Le deuxième aspect que je voudrais relever c’est l’aspect politique de la vérité-réconciliation. Il est vrai que la vérité-réconciliation a une portée sociale en tant que ce processus veut que les «criminels » confessent leur crime, avouent la responsabilité de leurs actions tandis que les victimes s’engagent à leur pardonner. Dans la religion, la confession et le pardon obtenu guérissent spirituellement. Cela est supposé être le cas pour le processus de la vérité-réconciliation (TRC SA 1998 :110ff). Mais il faut noter une chose. C’est que ce processus est normalement déclenché par les leaders politiques déterminés à gouverner un peuple uni et réconcilié. D’ailleurs comme le note Audrey Chapman et Patrick Ball (2008 :143), les commissions vérité-réconciliation sont créées durant les transitions politiques. Ainsi le mandat d’une commission vérité-réconciliation n’est pas simplement d’établir la vérité des faits mais de transcender ces faits et promouvoir l’unité nationale, de restaurer la dignité humaine et civile des citoyens qui ont été victimes des politiques qui divisent. Dans la plupart des cas, les situations des conflits étaient causées par certains politiciens immatures dont les règles et les principes de gestion de la cité étaient peu clairs, flous. Dans certains cas, ces règles et principes n’existaient même pas avec comme conséquence la tendance à naviguer à vue en privilégiant les intérêts individuels peu sûrs, saugrenus. La situation de la corruption, du clientélisme, du régionalisme, du népotisme, l’ethnisme le décrit fort bien. Je vais dire qu’à la base des conflits est la mauvaise gouvernance politique avec des implications économiques, bien sûr. Une des caractéristiques de la mauvaise gouvernance est le fait de privilégier les intérêts individuels et de refuser de regarder en face l’importance de l’intérêt général. On gouverne les uns et pas les autres, les uns acceptent la gouvernance et pas les autres. La vérité comme lieu de réconciliation vise la gouvernance universelle d’un peuple.

■ Données fournies ■
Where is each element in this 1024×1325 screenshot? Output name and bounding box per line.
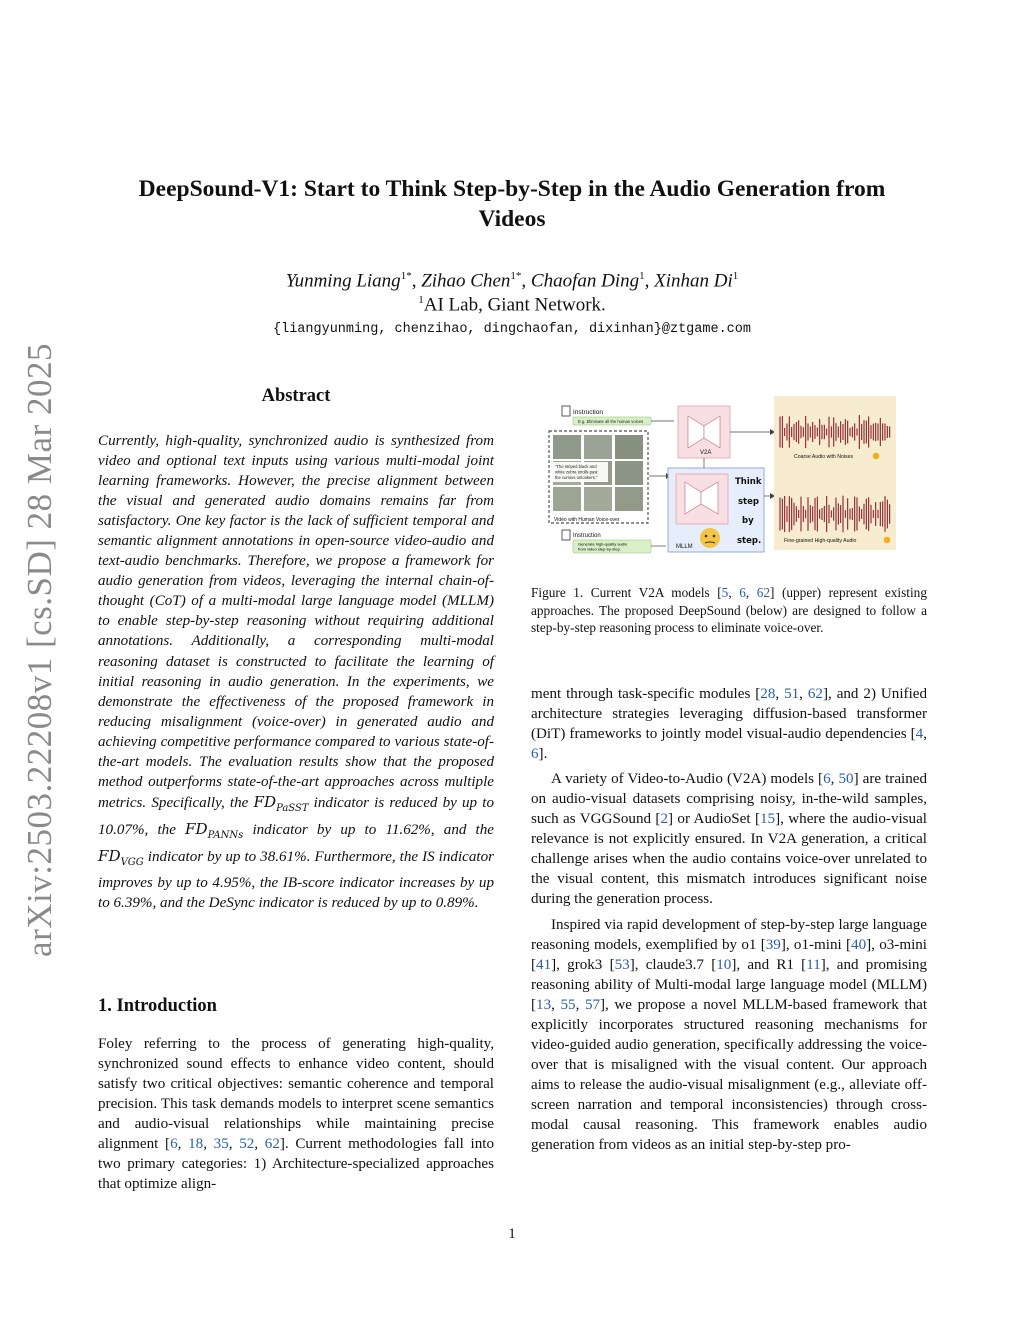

■ Liste de tâches ■
(a) Répondez à ces questions d'après l'extrait sur la vérité-réconciliation :
(i) Selon Audrey Chapman et Patrick Ball, à quel moment les commissions vérité-réconciliation sont-elles créées ?
(ii) Par qui ce processus est-il normalement déclenché ?
(iii) Que vise la vérité comme lieu de réconciliation ?
(b) Dans l'extrait sur la vérité-réconciliation, transformez en liste le paragraphe qui commence par « Le deuxième aspect que je voudrais relever » en gardant ses faits principaux.
(c) Poursuivez l'extrait sur la vérité-réconciliation à partir de sa dernière phrase.
Les lignes fournies forment un matériau à part, indépendant de l'extrait.

■ Les réponses ■
(a)
(i) Elles sont créées durant les transitions politiques.
(ii) Il est déclenché par les leaders politiques déterminés à gouverner un peuple uni et réconcilié.
(iii) Elle vise la gouvernance universelle d'un peuple.

(b)
- La vérité-réconciliation a une portée sociale. Les « criminels » confessent leurs crimes, et les victimes s'engagent à leur pardonner. Comme la confession et le pardon en religion, ce processus est censé guérir.
- Le processus est normalement déclenché par des leaders politiques qui veulent gouverner un peuple uni et réconcilié. Selon Chapman et Ball (2008), les commissions naissent durant les transitions politiques.
- Le mandat d'une commission ne se limite pas à établir la vérité des faits. Il s'agit aussi de promouvoir l'unité nationale et de restaurer la dignité humaine et civile des victimes de politiques qui divisent.
- Les conflits sont le plus souvent causés par des politiciens immatures. Leurs règles de gestion de la cité sont floues, voire inexistantes, et ils privilégient des intérêts individuels. La corruption, le clientélisme, le régionalisme, le népotisme et l'ethnisme l'illustrent.
- À la base des conflits se trouve la mauvaise gouvernance politique, qui a aussi des implications économiques. Elle fait passer les intérêts individuels avant l'intérêt général.
- La vérité comme lieu de réconciliation vise la gouvernance universelle d'un peuple.

(c)
 

Voilà l’arrière plan contre lequel nous invitons le lecteur à lire les articles de ce numéro.

 

Dans « Réconciliation revisité : Interface entre politique et religion », Friedli réfléchit sur la question de la justice transitionnelle ainsi que la contribution de la sociologie de la religion dans le processus de la réconciliation. Il part de son expérience de chercheur en cette matière pour thématiser les perspectives et les stratégies envisagées pour endiguer la violence et les conflits.

 

Dans « Le développement économique et la réconciliation nationale », Kinezero part du Burundi comme étude de cas et observe que la mauvaise gestion des maigres ressources est une source majeure des conflits. Il suggère la création et l’accroissement de la richesse et sa distribution équitable comme solution durable au conflit Burundais.

 

Dans « Paul, apôtre de la réconciliation », Ntumba réfléchit sur l’expérience de Saint Paul en matière de réconciliation. Il interroge les écrits de cet apôtre et propose ses conclusions comme leçon que l’Eglise Africaine doit apprendre.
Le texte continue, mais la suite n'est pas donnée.